#### [SET PROBLEM]
Transcribe the lines from the one containing "What does this" to the last line, inclusive, word for word. Include no pictures.

(Records from a dataset)

____

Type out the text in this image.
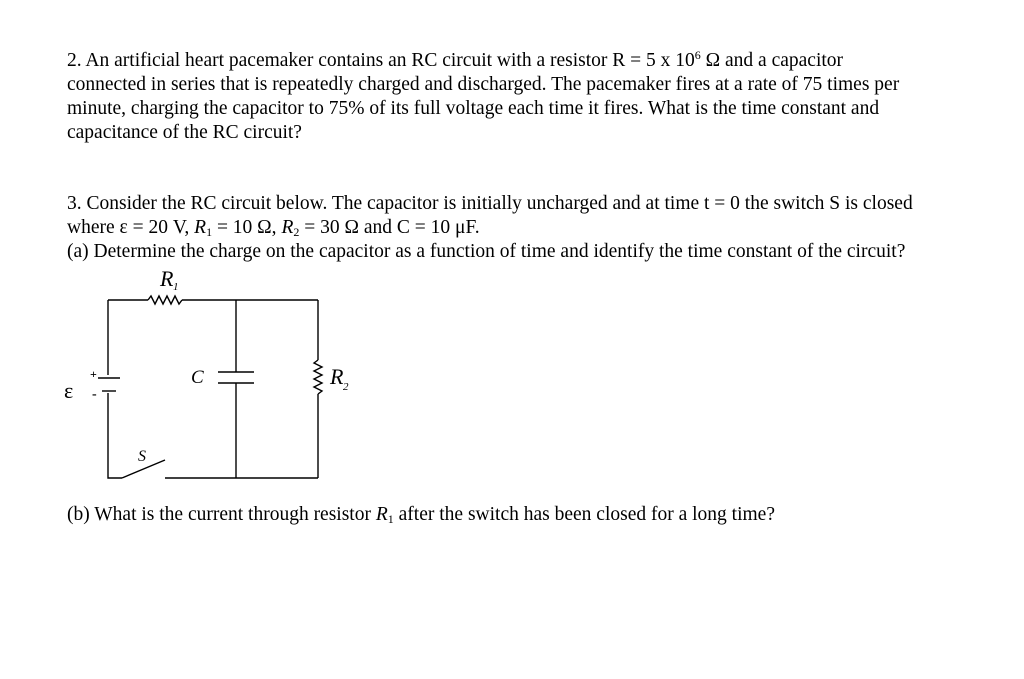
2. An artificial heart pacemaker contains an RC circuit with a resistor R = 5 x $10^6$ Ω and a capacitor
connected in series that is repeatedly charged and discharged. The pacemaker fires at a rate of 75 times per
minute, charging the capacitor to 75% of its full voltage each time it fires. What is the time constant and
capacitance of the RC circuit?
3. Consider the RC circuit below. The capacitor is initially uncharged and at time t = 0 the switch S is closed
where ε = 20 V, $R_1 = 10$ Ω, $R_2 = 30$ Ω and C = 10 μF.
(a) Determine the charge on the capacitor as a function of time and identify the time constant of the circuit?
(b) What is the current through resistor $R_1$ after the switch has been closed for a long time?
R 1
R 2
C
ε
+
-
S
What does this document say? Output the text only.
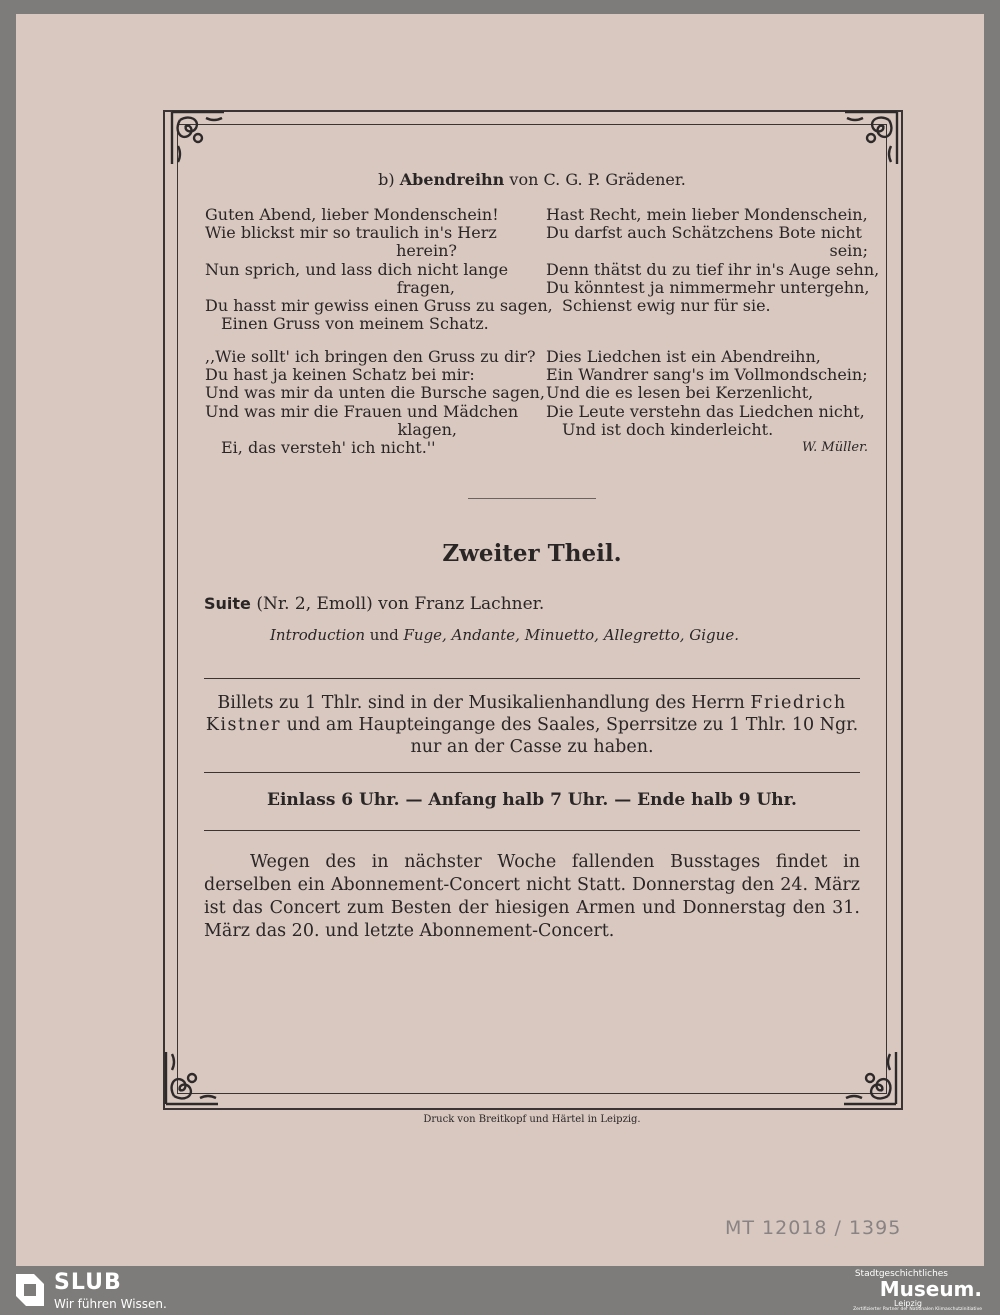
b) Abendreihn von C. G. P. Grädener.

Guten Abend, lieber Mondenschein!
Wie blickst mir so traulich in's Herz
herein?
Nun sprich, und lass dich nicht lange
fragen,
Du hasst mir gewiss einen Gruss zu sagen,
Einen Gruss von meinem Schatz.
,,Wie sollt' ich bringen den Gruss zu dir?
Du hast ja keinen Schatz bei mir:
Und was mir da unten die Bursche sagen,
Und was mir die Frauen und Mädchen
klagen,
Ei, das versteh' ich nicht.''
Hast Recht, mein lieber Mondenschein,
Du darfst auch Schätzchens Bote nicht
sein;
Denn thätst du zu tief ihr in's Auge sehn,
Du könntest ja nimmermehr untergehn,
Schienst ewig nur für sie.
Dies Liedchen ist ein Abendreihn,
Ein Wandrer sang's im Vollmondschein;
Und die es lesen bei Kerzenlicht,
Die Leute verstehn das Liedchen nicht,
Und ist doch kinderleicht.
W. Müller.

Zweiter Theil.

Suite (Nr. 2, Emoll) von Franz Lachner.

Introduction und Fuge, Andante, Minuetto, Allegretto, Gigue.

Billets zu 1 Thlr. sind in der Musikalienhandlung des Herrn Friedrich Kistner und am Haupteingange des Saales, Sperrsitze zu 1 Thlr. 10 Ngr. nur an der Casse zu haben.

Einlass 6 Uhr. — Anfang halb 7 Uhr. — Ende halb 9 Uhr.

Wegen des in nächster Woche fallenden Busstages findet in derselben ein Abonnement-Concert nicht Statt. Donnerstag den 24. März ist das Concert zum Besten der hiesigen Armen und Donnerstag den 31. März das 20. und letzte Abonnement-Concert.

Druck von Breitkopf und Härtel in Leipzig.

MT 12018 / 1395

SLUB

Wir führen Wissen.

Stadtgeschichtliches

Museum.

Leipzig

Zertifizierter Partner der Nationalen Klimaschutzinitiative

____

#### [ANSWER TO THIS PROBLEM]
What does this document say? Output the text only.
b) Abendreihn von C. G. P. Grädener.

Guten Abend, lieber Mondenschein!
Wie blickst mir so traulich in's Herz
herein?
Nun sprich, und lass dich nicht lange
fragen,
Du hasst mir gewiss einen Gruss zu sagen,
Einen Gruss von meinem Schatz.
,,Wie sollt' ich bringen den Gruss zu dir?
Du hast ja keinen Schatz bei mir:
Und was mir da unten die Bursche sagen,
Und was mir die Frauen und Mädchen
klagen,
Ei, das versteh' ich nicht.''
Hast Recht, mein lieber Mondenschein,
Du darfst auch Schätzchens Bote nicht
sein;
Denn thätst du zu tief ihr in's Auge sehn,
Du könntest ja nimmermehr untergehn,
Schienst ewig nur für sie.
Dies Liedchen ist ein Abendreihn,
Ein Wandrer sang's im Vollmondschein;
Und die es lesen bei Kerzenlicht,
Die Leute verstehn das Liedchen nicht,
Und ist doch kinderleicht.
W. Müller.

Zweiter Theil.

Suite (Nr. 2, Emoll) von Franz Lachner.

Introduction und Fuge, Andante, Minuetto, Allegretto, Gigue.

Billets zu 1 Thlr. sind in der Musikalienhandlung des Herrn Friedrich Kistner und am Haupteingange des Saales, Sperrsitze zu 1 Thlr. 10 Ngr. nur an der Casse zu haben.

Einlass 6 Uhr. — Anfang halb 7 Uhr. — Ende halb 9 Uhr.

Wegen des in nächster Woche fallenden Busstages findet in derselben ein Abonnement-Concert nicht Statt. Donnerstag den 24. März ist das Concert zum Besten der hiesigen Armen und Donnerstag den 31. März das 20. und letzte Abonnement-Concert.

Druck von Breitkopf und Härtel in Leipzig.

MT 12018 / 1395

SLUB

Wir führen Wissen.

Stadtgeschichtliches

Museum.

Leipzig

Zertifizierter Partner der Nationalen Klimaschutzinitiative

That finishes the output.